Select every line below containing the word "predicted".

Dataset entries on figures
↓↓↓

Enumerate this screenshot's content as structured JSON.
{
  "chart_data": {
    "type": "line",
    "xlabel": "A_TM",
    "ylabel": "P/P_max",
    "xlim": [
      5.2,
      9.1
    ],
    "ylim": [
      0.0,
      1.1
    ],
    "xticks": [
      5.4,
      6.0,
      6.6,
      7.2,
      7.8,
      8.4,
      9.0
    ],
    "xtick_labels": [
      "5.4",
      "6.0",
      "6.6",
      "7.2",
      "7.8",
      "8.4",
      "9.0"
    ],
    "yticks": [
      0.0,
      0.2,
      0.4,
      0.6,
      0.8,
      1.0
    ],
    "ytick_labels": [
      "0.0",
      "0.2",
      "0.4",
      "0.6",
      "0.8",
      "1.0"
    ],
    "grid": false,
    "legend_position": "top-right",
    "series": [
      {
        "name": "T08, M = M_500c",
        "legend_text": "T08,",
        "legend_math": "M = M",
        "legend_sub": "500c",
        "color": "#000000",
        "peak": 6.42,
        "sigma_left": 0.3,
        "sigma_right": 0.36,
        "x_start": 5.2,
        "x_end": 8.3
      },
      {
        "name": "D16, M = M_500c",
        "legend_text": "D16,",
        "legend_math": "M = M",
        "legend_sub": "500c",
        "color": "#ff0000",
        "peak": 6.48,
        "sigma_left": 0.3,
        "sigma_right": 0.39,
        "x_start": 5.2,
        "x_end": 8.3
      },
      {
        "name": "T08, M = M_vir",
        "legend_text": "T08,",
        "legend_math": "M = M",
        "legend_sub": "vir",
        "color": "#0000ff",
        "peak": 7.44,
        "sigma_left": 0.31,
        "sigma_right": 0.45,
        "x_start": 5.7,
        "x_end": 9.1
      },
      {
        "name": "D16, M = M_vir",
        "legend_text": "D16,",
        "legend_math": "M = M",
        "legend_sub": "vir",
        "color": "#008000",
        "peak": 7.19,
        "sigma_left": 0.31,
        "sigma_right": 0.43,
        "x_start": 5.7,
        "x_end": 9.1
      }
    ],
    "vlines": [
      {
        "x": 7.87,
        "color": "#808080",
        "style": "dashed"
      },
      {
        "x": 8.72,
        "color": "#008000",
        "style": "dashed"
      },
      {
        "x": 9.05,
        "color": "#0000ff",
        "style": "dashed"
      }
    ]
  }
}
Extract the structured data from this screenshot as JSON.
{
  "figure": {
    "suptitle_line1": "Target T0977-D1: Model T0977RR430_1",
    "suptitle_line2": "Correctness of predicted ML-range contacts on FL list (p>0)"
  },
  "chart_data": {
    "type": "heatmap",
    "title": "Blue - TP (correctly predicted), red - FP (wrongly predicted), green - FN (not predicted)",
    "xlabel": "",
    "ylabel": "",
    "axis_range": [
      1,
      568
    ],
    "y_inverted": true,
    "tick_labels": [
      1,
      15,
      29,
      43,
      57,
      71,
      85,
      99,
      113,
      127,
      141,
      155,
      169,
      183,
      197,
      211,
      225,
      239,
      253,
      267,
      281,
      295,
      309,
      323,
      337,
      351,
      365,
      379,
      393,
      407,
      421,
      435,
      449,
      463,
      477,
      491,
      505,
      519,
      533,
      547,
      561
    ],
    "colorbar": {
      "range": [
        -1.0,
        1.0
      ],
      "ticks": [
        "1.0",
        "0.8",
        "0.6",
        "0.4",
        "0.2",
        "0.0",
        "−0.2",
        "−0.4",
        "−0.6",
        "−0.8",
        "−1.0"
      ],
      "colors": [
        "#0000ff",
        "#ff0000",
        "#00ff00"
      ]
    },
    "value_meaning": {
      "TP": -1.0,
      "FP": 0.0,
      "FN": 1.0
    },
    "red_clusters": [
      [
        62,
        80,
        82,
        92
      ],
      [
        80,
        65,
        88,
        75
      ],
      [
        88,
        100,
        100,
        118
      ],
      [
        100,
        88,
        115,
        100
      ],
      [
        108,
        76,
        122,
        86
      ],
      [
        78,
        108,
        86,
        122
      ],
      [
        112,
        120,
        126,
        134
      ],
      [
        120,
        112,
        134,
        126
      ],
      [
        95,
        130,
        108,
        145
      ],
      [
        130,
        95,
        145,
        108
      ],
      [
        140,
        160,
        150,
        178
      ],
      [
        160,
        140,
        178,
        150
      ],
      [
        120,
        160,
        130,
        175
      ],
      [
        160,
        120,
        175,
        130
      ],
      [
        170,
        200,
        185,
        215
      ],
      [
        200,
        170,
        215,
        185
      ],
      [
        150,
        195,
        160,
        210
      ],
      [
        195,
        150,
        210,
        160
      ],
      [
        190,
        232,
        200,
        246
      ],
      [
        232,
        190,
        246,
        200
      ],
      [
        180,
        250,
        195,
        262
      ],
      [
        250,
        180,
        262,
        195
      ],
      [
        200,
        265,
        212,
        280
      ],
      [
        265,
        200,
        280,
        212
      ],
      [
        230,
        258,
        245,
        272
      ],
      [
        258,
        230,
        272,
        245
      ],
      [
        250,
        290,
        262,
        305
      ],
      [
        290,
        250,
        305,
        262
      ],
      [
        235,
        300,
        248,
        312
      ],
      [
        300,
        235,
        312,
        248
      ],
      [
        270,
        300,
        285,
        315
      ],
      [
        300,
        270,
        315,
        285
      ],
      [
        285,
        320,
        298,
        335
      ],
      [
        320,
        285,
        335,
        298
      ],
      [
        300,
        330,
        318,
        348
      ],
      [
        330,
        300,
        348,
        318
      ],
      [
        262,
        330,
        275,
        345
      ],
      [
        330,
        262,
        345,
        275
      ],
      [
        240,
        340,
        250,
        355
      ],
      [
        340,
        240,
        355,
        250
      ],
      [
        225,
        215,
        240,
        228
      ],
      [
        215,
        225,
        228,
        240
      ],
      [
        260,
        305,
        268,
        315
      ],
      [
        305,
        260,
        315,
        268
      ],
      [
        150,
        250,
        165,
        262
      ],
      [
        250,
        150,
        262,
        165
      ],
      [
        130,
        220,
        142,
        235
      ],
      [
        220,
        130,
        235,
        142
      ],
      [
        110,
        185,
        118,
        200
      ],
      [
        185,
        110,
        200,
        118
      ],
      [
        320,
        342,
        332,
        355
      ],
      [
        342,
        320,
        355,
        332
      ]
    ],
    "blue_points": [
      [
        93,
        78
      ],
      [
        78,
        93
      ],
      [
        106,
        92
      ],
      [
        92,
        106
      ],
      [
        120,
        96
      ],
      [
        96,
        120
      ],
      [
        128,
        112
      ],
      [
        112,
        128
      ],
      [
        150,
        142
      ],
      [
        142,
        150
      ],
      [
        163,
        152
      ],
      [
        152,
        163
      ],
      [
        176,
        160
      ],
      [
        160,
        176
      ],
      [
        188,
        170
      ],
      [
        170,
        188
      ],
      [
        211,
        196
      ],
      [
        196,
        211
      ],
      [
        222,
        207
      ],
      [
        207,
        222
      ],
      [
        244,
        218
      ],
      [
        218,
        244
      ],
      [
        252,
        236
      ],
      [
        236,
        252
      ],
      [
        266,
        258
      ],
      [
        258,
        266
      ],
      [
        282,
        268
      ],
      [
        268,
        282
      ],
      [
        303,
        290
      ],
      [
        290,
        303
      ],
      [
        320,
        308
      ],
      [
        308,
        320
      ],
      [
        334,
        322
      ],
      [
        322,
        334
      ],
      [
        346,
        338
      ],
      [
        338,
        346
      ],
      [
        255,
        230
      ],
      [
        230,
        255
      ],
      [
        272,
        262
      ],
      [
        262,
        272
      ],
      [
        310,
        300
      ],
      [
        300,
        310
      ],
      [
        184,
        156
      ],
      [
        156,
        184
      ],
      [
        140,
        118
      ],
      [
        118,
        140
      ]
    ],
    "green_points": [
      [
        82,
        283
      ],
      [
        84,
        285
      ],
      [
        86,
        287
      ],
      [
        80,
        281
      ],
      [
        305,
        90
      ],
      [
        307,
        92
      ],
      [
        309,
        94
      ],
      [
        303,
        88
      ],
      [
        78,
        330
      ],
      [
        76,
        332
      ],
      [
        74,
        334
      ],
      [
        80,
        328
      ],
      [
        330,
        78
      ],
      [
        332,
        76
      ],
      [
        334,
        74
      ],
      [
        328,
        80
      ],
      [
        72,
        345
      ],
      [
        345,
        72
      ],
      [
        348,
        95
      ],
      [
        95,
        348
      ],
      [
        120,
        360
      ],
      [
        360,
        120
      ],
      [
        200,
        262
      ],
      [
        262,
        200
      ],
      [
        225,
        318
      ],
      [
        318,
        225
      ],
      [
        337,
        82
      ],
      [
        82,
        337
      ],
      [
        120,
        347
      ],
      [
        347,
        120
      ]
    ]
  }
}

↑↑↑

- **The solution**
    "suptitle_line2": "Correctness of predicted ML-range contacts on FL list (p>0)"
    "title": "Blue - TP (correctly predicted), red - FP (wrongly predicted), green - FN (not predicted)",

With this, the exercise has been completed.